What is expected: Note each line where "title" appears, and copy it.
☆ ☆ ☆
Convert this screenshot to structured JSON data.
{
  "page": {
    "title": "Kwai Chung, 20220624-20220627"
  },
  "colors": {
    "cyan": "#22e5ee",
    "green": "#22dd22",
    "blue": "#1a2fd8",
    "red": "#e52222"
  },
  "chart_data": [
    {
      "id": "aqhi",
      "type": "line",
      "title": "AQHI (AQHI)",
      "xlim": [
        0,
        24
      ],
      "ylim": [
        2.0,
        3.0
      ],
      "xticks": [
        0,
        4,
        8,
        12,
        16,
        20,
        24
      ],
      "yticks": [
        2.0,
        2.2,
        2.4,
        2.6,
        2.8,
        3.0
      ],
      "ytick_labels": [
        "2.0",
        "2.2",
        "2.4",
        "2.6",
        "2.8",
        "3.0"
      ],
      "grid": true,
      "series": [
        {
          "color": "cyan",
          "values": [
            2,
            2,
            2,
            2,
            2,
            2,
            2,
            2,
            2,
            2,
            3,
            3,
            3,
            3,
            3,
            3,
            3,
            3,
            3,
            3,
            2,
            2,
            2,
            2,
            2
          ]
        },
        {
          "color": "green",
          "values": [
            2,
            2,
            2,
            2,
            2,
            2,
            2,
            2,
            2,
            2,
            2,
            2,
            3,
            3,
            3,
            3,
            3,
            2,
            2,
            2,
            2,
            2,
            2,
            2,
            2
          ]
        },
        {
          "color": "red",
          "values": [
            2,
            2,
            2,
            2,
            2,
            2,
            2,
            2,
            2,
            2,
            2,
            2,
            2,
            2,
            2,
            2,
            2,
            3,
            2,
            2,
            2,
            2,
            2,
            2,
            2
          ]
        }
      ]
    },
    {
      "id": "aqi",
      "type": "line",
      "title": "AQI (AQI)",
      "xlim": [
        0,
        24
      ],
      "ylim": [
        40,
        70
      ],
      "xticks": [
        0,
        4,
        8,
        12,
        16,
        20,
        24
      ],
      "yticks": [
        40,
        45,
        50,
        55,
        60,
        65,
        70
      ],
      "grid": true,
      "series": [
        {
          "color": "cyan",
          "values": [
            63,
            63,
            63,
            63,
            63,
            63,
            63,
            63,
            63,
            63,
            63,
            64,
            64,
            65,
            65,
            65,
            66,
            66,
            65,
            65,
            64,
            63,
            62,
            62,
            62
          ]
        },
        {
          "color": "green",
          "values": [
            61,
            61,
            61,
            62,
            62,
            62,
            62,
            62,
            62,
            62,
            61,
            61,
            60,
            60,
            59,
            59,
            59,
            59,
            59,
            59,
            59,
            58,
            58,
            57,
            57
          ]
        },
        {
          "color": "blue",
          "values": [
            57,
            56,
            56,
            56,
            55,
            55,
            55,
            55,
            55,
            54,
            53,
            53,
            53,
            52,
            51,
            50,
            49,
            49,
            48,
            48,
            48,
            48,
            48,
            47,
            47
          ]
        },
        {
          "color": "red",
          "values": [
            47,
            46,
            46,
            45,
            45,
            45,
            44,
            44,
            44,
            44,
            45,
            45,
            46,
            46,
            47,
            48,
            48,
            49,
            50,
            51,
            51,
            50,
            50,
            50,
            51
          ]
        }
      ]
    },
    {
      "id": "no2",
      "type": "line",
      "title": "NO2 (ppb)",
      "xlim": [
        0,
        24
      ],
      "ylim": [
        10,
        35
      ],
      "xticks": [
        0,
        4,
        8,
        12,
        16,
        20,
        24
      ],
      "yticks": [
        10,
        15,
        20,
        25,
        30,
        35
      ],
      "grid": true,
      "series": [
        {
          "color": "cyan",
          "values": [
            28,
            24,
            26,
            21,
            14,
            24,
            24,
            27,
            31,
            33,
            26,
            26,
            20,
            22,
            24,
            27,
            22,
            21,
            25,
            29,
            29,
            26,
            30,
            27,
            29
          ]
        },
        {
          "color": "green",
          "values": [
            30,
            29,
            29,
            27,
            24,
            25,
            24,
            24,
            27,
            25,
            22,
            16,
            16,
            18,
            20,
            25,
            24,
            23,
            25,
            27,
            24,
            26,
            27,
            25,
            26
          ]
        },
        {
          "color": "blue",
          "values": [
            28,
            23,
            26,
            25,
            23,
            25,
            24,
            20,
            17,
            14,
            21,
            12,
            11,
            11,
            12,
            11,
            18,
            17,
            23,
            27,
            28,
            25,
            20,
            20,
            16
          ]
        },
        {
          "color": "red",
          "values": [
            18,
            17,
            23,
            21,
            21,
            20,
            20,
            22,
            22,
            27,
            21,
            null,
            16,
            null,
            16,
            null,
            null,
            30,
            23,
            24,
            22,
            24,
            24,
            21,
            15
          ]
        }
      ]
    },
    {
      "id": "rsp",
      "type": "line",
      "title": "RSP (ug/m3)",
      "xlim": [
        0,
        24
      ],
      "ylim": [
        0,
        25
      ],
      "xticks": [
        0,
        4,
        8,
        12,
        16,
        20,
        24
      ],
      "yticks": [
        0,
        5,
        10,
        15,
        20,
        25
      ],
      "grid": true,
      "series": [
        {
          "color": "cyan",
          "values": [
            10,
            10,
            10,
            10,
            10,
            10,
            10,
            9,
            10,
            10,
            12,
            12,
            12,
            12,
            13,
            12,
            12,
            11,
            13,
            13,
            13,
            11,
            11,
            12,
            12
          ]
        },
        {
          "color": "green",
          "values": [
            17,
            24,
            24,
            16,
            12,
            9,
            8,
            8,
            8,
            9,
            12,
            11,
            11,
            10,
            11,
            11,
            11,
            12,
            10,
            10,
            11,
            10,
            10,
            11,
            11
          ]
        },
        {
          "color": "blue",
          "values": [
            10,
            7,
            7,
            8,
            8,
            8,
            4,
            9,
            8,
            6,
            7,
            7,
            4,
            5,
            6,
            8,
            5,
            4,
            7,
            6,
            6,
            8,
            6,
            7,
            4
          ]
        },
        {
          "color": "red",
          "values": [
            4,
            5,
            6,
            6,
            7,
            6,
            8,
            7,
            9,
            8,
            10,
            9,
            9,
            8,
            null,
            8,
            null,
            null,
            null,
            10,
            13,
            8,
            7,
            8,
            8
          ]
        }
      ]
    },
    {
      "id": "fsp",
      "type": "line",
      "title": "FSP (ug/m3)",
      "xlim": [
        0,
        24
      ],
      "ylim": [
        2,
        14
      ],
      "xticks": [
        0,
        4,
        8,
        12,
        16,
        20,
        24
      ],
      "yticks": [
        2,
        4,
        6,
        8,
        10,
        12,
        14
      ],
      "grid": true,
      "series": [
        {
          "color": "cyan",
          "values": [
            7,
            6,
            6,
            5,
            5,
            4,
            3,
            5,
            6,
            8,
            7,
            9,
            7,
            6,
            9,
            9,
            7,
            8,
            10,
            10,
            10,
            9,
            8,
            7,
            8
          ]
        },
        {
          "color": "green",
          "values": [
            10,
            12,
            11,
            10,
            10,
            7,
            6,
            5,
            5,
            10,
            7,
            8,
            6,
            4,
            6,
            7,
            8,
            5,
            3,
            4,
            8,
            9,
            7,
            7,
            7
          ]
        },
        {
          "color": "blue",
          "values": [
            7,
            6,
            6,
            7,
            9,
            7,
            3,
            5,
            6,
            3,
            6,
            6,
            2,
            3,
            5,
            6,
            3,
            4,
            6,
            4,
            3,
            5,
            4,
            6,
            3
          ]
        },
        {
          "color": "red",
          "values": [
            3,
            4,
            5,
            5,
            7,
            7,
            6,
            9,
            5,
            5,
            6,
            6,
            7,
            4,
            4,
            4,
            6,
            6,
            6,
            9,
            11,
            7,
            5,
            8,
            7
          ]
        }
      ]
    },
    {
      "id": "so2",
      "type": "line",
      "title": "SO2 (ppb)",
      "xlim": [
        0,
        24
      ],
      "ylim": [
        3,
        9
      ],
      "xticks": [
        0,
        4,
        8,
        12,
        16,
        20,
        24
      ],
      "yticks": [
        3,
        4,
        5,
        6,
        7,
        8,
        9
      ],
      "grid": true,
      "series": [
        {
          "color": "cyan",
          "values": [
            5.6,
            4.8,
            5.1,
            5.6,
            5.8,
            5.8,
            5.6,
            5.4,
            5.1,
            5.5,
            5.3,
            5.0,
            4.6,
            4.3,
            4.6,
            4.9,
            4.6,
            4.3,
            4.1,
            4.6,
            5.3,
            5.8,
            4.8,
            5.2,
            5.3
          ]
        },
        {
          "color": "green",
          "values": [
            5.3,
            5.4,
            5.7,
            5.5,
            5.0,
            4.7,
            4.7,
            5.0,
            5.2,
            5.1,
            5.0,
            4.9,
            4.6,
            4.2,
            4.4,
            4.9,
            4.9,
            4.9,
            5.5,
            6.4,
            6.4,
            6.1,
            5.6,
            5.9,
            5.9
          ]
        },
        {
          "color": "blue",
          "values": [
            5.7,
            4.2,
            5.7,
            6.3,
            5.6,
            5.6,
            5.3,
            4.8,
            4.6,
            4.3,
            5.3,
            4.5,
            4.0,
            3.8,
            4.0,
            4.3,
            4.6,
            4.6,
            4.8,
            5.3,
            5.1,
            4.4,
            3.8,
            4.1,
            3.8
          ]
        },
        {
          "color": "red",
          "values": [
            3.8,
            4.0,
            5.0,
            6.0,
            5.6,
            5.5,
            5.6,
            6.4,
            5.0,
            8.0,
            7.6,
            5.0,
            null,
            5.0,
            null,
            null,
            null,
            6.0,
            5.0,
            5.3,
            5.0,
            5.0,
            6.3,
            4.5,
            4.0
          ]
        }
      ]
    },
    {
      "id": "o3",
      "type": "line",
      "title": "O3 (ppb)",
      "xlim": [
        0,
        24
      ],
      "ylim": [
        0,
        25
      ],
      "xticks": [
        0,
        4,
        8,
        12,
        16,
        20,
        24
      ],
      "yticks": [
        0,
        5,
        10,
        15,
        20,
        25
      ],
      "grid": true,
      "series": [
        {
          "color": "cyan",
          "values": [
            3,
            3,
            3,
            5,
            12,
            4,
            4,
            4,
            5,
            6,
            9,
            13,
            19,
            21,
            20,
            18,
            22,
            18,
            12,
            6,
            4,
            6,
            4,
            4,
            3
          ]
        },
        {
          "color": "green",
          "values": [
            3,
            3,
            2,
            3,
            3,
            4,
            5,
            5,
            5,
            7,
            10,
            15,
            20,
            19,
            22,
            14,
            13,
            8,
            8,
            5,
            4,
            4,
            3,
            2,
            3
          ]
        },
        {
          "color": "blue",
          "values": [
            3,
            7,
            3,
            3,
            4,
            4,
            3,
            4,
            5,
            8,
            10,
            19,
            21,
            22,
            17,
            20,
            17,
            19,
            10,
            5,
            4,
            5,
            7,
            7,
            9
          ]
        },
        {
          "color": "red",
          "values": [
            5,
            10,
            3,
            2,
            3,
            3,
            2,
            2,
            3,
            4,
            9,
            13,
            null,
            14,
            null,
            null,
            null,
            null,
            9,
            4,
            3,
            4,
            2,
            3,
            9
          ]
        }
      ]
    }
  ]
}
☆ ☆ ☆
Result of this exercise:
    "title": "Kwai Chung, 20220624-20220627"
      "title": "AQHI (AQHI)",
      "title": "AQI (AQI)",
      "title": "NO2 (ppb)",
      "title": "RSP (ug/m3)",
      "title": "FSP (ug/m3)",
      "title": "SO2 (ppb)",
      "title": "O3 (ppb)",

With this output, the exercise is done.